Written problem — Retype the records below exactly as they appear.

Source data —
=-=-=-=-=

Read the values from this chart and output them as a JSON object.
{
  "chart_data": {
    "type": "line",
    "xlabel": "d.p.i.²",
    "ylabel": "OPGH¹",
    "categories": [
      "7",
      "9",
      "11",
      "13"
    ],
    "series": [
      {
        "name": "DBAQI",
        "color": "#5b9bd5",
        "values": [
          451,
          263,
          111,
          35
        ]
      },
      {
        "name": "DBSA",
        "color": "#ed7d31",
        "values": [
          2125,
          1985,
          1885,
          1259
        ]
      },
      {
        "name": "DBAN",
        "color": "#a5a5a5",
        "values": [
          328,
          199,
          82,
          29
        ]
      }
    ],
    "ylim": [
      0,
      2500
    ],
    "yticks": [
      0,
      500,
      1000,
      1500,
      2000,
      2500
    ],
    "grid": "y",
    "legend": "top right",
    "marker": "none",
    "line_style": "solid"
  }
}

=-=-=-=-=

Task result —
Read the values from this chart and output them as a JSON object.
{
  "chart_data": {
    "type": "line",
    "xlabel": "d.p.i.²",
    "ylabel": "OPGH¹",
    "categories": [
      "7",
      "9",
      "11",
      "13"
    ],
    "series": [
      {
        "name": "DBAQI",
        "color": "#5b9bd5",
        "values": [
          451,
          263,
          111,
          35
        ]
      },
      {
        "name": "DBSA",
        "color": "#ed7d31",
        "values": [
          2125,
          1985,
          1885,
          1259
        ]
      },
      {
        "name": "DBAN",
        "color": "#a5a5a5",
        "values": [
          328,
          199,
          82,
          29
        ]
      }
    ],
    "ylim": [
      0,
      2500
    ],
    "yticks": [
      0,
      500,
      1000,
      1500,
      2000,
      2500
    ],
    "grid": "y",
    "legend": "top right",
    "marker": "none",
    "line_style": "solid"
  }
}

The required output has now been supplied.